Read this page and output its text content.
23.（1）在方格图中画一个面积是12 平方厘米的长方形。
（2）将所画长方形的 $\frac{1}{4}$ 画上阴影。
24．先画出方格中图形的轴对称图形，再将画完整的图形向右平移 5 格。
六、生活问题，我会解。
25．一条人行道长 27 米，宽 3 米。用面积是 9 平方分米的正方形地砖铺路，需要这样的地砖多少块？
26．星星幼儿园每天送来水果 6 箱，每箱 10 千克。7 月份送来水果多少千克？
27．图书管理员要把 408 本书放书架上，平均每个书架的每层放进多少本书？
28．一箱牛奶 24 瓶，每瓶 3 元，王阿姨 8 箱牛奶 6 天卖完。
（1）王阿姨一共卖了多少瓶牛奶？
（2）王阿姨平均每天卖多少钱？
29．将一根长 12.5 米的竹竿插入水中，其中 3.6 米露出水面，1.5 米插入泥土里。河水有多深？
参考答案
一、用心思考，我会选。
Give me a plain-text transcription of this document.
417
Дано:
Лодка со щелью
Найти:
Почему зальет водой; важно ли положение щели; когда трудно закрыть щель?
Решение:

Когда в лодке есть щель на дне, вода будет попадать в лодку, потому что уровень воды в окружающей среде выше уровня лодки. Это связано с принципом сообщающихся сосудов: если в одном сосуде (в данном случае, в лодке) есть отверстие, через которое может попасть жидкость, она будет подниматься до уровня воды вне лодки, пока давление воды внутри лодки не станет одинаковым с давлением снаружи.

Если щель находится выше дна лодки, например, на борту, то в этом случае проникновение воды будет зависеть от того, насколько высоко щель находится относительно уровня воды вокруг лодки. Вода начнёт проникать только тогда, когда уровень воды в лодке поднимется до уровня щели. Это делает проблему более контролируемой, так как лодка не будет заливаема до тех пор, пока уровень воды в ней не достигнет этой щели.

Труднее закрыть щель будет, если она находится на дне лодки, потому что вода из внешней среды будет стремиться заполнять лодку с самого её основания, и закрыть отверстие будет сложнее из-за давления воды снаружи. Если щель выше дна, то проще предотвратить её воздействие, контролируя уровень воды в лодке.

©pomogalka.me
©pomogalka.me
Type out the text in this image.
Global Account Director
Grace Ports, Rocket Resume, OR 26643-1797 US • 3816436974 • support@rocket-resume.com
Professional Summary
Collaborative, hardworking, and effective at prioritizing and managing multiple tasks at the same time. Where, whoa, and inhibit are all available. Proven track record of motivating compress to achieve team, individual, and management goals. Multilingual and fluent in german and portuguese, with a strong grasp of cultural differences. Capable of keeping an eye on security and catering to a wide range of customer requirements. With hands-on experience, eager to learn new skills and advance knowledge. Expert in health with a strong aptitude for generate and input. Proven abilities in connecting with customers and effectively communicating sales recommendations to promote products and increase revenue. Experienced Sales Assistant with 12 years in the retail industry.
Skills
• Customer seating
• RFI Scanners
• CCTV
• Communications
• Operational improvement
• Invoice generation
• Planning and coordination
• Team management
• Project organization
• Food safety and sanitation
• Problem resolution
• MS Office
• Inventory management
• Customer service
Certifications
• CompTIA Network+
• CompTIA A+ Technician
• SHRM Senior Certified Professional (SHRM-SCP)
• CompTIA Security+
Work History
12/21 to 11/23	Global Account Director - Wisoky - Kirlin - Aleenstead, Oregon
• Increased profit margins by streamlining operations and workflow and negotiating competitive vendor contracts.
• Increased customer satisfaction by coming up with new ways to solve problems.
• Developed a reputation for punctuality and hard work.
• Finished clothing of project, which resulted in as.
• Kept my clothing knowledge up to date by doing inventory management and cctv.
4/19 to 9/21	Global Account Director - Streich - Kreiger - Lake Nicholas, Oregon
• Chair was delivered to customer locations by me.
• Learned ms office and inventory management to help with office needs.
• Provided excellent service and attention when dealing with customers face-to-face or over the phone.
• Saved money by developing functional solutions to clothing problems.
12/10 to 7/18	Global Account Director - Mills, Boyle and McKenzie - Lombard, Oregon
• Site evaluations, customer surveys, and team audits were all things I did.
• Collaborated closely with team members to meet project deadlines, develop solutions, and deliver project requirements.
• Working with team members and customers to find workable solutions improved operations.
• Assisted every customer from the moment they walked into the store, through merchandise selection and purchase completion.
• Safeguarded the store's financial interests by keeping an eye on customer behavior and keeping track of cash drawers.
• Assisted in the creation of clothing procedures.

▶ Work required
Type the material above out again, exactly.

▶ Response to this task
Read this page and output its text content.
23.（1）在方格图中画一个面积是12 平方厘米的长方形。
（2）将所画长方形的 $\frac{1}{4}$ 画上阴影。
24．先画出方格中图形的轴对称图形，再将画完整的图形向右平移 5 格。
六、生活问题，我会解。
25．一条人行道长 27 米，宽 3 米。用面积是 9 平方分米的正方形地砖铺路，需要这样的地砖多少块？
26．星星幼儿园每天送来水果 6 箱，每箱 10 千克。7 月份送来水果多少千克？
27．图书管理员要把 408 本书放书架上，平均每个书架的每层放进多少本书？
28．一箱牛奶 24 瓶，每瓶 3 元，王阿姨 8 箱牛奶 6 天卖完。
（1）王阿姨一共卖了多少瓶牛奶？
（2）王阿姨平均每天卖多少钱？
29．将一根长 12.5 米的竹竿插入水中，其中 3.6 米露出水面，1.5 米插入泥土里。河水有多深？
参考答案
一、用心思考，我会选。
Give me a plain-text transcription of this document.
417
Дано:
Лодка со щелью
Найти:
Почему зальет водой; важно ли положение щели; когда трудно закрыть щель?
Решение:

Когда в лодке есть щель на дне, вода будет попадать в лодку, потому что уровень воды в окружающей среде выше уровня лодки. Это связано с принципом сообщающихся сосудов: если в одном сосуде (в данном случае, в лодке) есть отверстие, через которое может попасть жидкость, она будет подниматься до уровня воды вне лодки, пока давление воды внутри лодки не станет одинаковым с давлением снаружи.

Если щель находится выше дна лодки, например, на борту, то в этом случае проникновение воды будет зависеть от того, насколько высоко щель находится относительно уровня воды вокруг лодки. Вода начнёт проникать только тогда, когда уровень воды в лодке поднимется до уровня щели. Это делает проблему более контролируемой, так как лодка не будет заливаема до тех пор, пока уровень воды в ней не достигнет этой щели.

Труднее закрыть щель будет, если она находится на дне лодки, потому что вода из внешней среды будет стремиться заполнять лодку с самого её основания, и закрыть отверстие будет сложнее из-за давления воды снаружи. Если щель выше дна, то проще предотвратить её воздействие, контролируя уровень воды в лодке.

©pomogalka.me
©pomogalka.me
Type out the text in this image.
Global Account Director
Grace Ports, Rocket Resume, OR 26643-1797 US • 3816436974 • support@rocket-resume.com
Professional Summary
Collaborative, hardworking, and effective at prioritizing and managing multiple tasks at the same time. Where, whoa, and inhibit are all available. Proven track record of motivating compress to achieve team, individual, and management goals. Multilingual and fluent in german and portuguese, with a strong grasp of cultural differences. Capable of keeping an eye on security and catering to a wide range of customer requirements. With hands-on experience, eager to learn new skills and advance knowledge. Expert in health with a strong aptitude for generate and input. Proven abilities in connecting with customers and effectively communicating sales recommendations to promote products and increase revenue. Experienced Sales Assistant with 12 years in the retail industry.
Skills
• Customer seating
• RFI Scanners
• CCTV
• Communications
• Operational improvement
• Invoice generation
• Planning and coordination
• Team management
• Project organization
• Food safety and sanitation
• Problem resolution
• MS Office
• Inventory management
• Customer service
Certifications
• CompTIA Network+
• CompTIA A+ Technician
• SHRM Senior Certified Professional (SHRM-SCP)
• CompTIA Security+
Work History
12/21 to 11/23	Global Account Director - Wisoky - Kirlin - Aleenstead, Oregon
• Increased profit margins by streamlining operations and workflow and negotiating competitive vendor contracts.
• Increased customer satisfaction by coming up with new ways to solve problems.
• Developed a reputation for punctuality and hard work.
• Finished clothing of project, which resulted in as.
• Kept my clothing knowledge up to date by doing inventory management and cctv.
4/19 to 9/21	Global Account Director - Streich - Kreiger - Lake Nicholas, Oregon
• Chair was delivered to customer locations by me.
• Learned ms office and inventory management to help with office needs.
• Provided excellent service and attention when dealing with customers face-to-face or over the phone.
• Saved money by developing functional solutions to clothing problems.
12/10 to 7/18	Global Account Director - Mills, Boyle and McKenzie - Lombard, Oregon
• Site evaluations, customer surveys, and team audits were all things I did.
• Collaborated closely with team members to meet project deadlines, develop solutions, and deliver project requirements.
• Working with team members and customers to find workable solutions improved operations.
• Assisted every customer from the moment they walked into the store, through merchandise selection and purchase completion.
• Safeguarded the store's financial interests by keeping an eye on customer behavior and keeping track of cash drawers.
• Assisted in the creation of clothing procedures.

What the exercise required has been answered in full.